(Records from a collection)
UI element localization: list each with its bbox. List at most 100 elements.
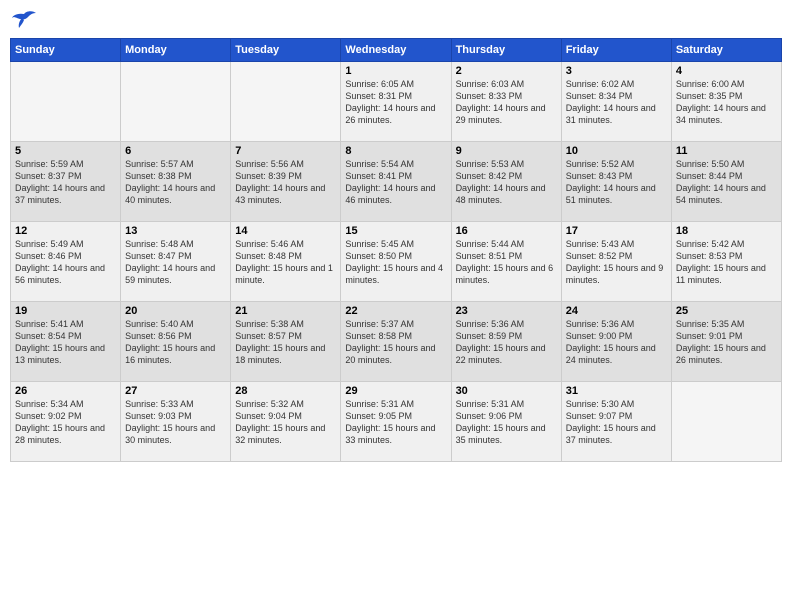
calendar-cell: 9Sunrise: 5:53 AM Sunset: 8:42 PM Daylig…: [451, 142, 561, 222]
calendar-week-row: 26Sunrise: 5:34 AM Sunset: 9:02 PM Dayli…: [11, 382, 782, 462]
day-info: Sunrise: 5:45 AM Sunset: 8:50 PM Dayligh…: [345, 238, 446, 287]
calendar-cell: 26Sunrise: 5:34 AM Sunset: 9:02 PM Dayli…: [11, 382, 121, 462]
day-number: 16: [456, 225, 557, 237]
calendar-cell: 18Sunrise: 5:42 AM Sunset: 8:53 PM Dayli…: [671, 222, 781, 302]
day-number: 17: [566, 225, 667, 237]
calendar-cell: 28Sunrise: 5:32 AM Sunset: 9:04 PM Dayli…: [231, 382, 341, 462]
day-number: 26: [15, 385, 116, 397]
calendar-cell: 8Sunrise: 5:54 AM Sunset: 8:41 PM Daylig…: [341, 142, 451, 222]
day-number: 14: [235, 225, 336, 237]
day-info: Sunrise: 5:30 AM Sunset: 9:07 PM Dayligh…: [566, 398, 667, 447]
day-info: Sunrise: 5:42 AM Sunset: 8:53 PM Dayligh…: [676, 238, 777, 287]
day-number: 12: [15, 225, 116, 237]
calendar-cell: 20Sunrise: 5:40 AM Sunset: 8:56 PM Dayli…: [121, 302, 231, 382]
day-number: 6: [125, 145, 226, 157]
calendar-cell: 2Sunrise: 6:03 AM Sunset: 8:33 PM Daylig…: [451, 62, 561, 142]
day-number: 24: [566, 305, 667, 317]
calendar-week-row: 19Sunrise: 5:41 AM Sunset: 8:54 PM Dayli…: [11, 302, 782, 382]
day-number: 31: [566, 385, 667, 397]
day-info: Sunrise: 5:34 AM Sunset: 9:02 PM Dayligh…: [15, 398, 116, 447]
calendar-table: SundayMondayTuesdayWednesdayThursdayFrid…: [10, 38, 782, 462]
weekday-header-friday: Friday: [561, 39, 671, 62]
day-info: Sunrise: 5:48 AM Sunset: 8:47 PM Dayligh…: [125, 238, 226, 287]
day-number: 11: [676, 145, 777, 157]
day-number: 25: [676, 305, 777, 317]
weekday-header-sunday: Sunday: [11, 39, 121, 62]
day-number: 5: [15, 145, 116, 157]
logo-bird-icon: [10, 10, 38, 32]
calendar-cell: [11, 62, 121, 142]
day-number: 15: [345, 225, 446, 237]
weekday-header-thursday: Thursday: [451, 39, 561, 62]
calendar-cell: 16Sunrise: 5:44 AM Sunset: 8:51 PM Dayli…: [451, 222, 561, 302]
calendar-cell: 12Sunrise: 5:49 AM Sunset: 8:46 PM Dayli…: [11, 222, 121, 302]
day-number: 19: [15, 305, 116, 317]
calendar-cell: 23Sunrise: 5:36 AM Sunset: 8:59 PM Dayli…: [451, 302, 561, 382]
calendar-cell: 11Sunrise: 5:50 AM Sunset: 8:44 PM Dayli…: [671, 142, 781, 222]
calendar-cell: 15Sunrise: 5:45 AM Sunset: 8:50 PM Dayli…: [341, 222, 451, 302]
calendar-cell: 19Sunrise: 5:41 AM Sunset: 8:54 PM Dayli…: [11, 302, 121, 382]
day-info: Sunrise: 6:02 AM Sunset: 8:34 PM Dayligh…: [566, 78, 667, 127]
day-number: 9: [456, 145, 557, 157]
calendar-cell: [121, 62, 231, 142]
day-number: 27: [125, 385, 226, 397]
day-info: Sunrise: 5:40 AM Sunset: 8:56 PM Dayligh…: [125, 318, 226, 367]
logo: [10, 10, 42, 32]
day-info: Sunrise: 6:03 AM Sunset: 8:33 PM Dayligh…: [456, 78, 557, 127]
day-info: Sunrise: 5:53 AM Sunset: 8:42 PM Dayligh…: [456, 158, 557, 207]
day-number: 23: [456, 305, 557, 317]
calendar-cell: 27Sunrise: 5:33 AM Sunset: 9:03 PM Dayli…: [121, 382, 231, 462]
calendar-cell: 5Sunrise: 5:59 AM Sunset: 8:37 PM Daylig…: [11, 142, 121, 222]
weekday-header-tuesday: Tuesday: [231, 39, 341, 62]
day-number: 21: [235, 305, 336, 317]
calendar-cell: 6Sunrise: 5:57 AM Sunset: 8:38 PM Daylig…: [121, 142, 231, 222]
calendar-cell: 22Sunrise: 5:37 AM Sunset: 8:58 PM Dayli…: [341, 302, 451, 382]
day-info: Sunrise: 5:46 AM Sunset: 8:48 PM Dayligh…: [235, 238, 336, 287]
weekday-header-wednesday: Wednesday: [341, 39, 451, 62]
calendar-cell: 30Sunrise: 5:31 AM Sunset: 9:06 PM Dayli…: [451, 382, 561, 462]
day-number: 13: [125, 225, 226, 237]
day-number: 8: [345, 145, 446, 157]
weekday-header-saturday: Saturday: [671, 39, 781, 62]
calendar-cell: [671, 382, 781, 462]
day-info: Sunrise: 5:44 AM Sunset: 8:51 PM Dayligh…: [456, 238, 557, 287]
weekday-header-monday: Monday: [121, 39, 231, 62]
day-info: Sunrise: 5:56 AM Sunset: 8:39 PM Dayligh…: [235, 158, 336, 207]
calendar-cell: 31Sunrise: 5:30 AM Sunset: 9:07 PM Dayli…: [561, 382, 671, 462]
day-info: Sunrise: 5:38 AM Sunset: 8:57 PM Dayligh…: [235, 318, 336, 367]
day-info: Sunrise: 5:31 AM Sunset: 9:05 PM Dayligh…: [345, 398, 446, 447]
header: [10, 10, 782, 32]
day-info: Sunrise: 5:33 AM Sunset: 9:03 PM Dayligh…: [125, 398, 226, 447]
calendar-cell: 1Sunrise: 6:05 AM Sunset: 8:31 PM Daylig…: [341, 62, 451, 142]
day-info: Sunrise: 5:32 AM Sunset: 9:04 PM Dayligh…: [235, 398, 336, 447]
calendar-cell: 29Sunrise: 5:31 AM Sunset: 9:05 PM Dayli…: [341, 382, 451, 462]
calendar-cell: 10Sunrise: 5:52 AM Sunset: 8:43 PM Dayli…: [561, 142, 671, 222]
calendar-cell: 14Sunrise: 5:46 AM Sunset: 8:48 PM Dayli…: [231, 222, 341, 302]
day-info: Sunrise: 5:37 AM Sunset: 8:58 PM Dayligh…: [345, 318, 446, 367]
calendar-cell: 3Sunrise: 6:02 AM Sunset: 8:34 PM Daylig…: [561, 62, 671, 142]
day-info: Sunrise: 6:00 AM Sunset: 8:35 PM Dayligh…: [676, 78, 777, 127]
day-number: 10: [566, 145, 667, 157]
day-info: Sunrise: 5:49 AM Sunset: 8:46 PM Dayligh…: [15, 238, 116, 287]
day-number: 30: [456, 385, 557, 397]
day-info: Sunrise: 5:57 AM Sunset: 8:38 PM Dayligh…: [125, 158, 226, 207]
day-number: 22: [345, 305, 446, 317]
calendar-week-row: 1Sunrise: 6:05 AM Sunset: 8:31 PM Daylig…: [11, 62, 782, 142]
calendar-week-row: 12Sunrise: 5:49 AM Sunset: 8:46 PM Dayli…: [11, 222, 782, 302]
day-info: Sunrise: 5:54 AM Sunset: 8:41 PM Dayligh…: [345, 158, 446, 207]
day-number: 3: [566, 65, 667, 77]
calendar-cell: 21Sunrise: 5:38 AM Sunset: 8:57 PM Dayli…: [231, 302, 341, 382]
calendar-cell: [231, 62, 341, 142]
calendar-cell: 25Sunrise: 5:35 AM Sunset: 9:01 PM Dayli…: [671, 302, 781, 382]
day-info: Sunrise: 5:41 AM Sunset: 8:54 PM Dayligh…: [15, 318, 116, 367]
calendar-cell: 13Sunrise: 5:48 AM Sunset: 8:47 PM Dayli…: [121, 222, 231, 302]
calendar-week-row: 5Sunrise: 5:59 AM Sunset: 8:37 PM Daylig…: [11, 142, 782, 222]
day-info: Sunrise: 5:36 AM Sunset: 9:00 PM Dayligh…: [566, 318, 667, 367]
day-number: 28: [235, 385, 336, 397]
day-number: 29: [345, 385, 446, 397]
calendar-cell: 7Sunrise: 5:56 AM Sunset: 8:39 PM Daylig…: [231, 142, 341, 222]
day-number: 7: [235, 145, 336, 157]
calendar-cell: 4Sunrise: 6:00 AM Sunset: 8:35 PM Daylig…: [671, 62, 781, 142]
day-info: Sunrise: 5:43 AM Sunset: 8:52 PM Dayligh…: [566, 238, 667, 287]
day-info: Sunrise: 6:05 AM Sunset: 8:31 PM Dayligh…: [345, 78, 446, 127]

## GOAL
Write out the lines from the line that contains "calendar-cell: 9Sunrise: 5:53" to the line that contains "day-number: 24: [566, 305, 667, 317]", reproducing each one without any change.

## TASK SOLUTION
calendar-cell: 9Sunrise: 5:53 AM Sunset: 8:42 PM Daylig…: [451, 142, 561, 222]
calendar-week-row: 26Sunrise: 5:34 AM Sunset: 9:02 PM Dayli…: [11, 382, 782, 462]
day-info: Sunrise: 5:45 AM Sunset: 8:50 PM Dayligh…: [345, 238, 446, 287]
calendar-cell: 26Sunrise: 5:34 AM Sunset: 9:02 PM Dayli…: [11, 382, 121, 462]
day-number: 16: [456, 225, 557, 237]
calendar-cell: 18Sunrise: 5:42 AM Sunset: 8:53 PM Dayli…: [671, 222, 781, 302]
day-number: 17: [566, 225, 667, 237]
calendar-cell: 28Sunrise: 5:32 AM Sunset: 9:04 PM Dayli…: [231, 382, 341, 462]
day-number: 26: [15, 385, 116, 397]
calendar-cell: 8Sunrise: 5:54 AM Sunset: 8:41 PM Daylig…: [341, 142, 451, 222]
day-number: 14: [235, 225, 336, 237]
day-info: Sunrise: 5:30 AM Sunset: 9:07 PM Dayligh…: [566, 398, 667, 447]
day-info: Sunrise: 5:42 AM Sunset: 8:53 PM Dayligh…: [676, 238, 777, 287]
day-number: 12: [15, 225, 116, 237]
calendar-cell: 20Sunrise: 5:40 AM Sunset: 8:56 PM Dayli…: [121, 302, 231, 382]
day-number: 6: [125, 145, 226, 157]
calendar-cell: 2Sunrise: 6:03 AM Sunset: 8:33 PM Daylig…: [451, 62, 561, 142]
day-number: 24: [566, 305, 667, 317]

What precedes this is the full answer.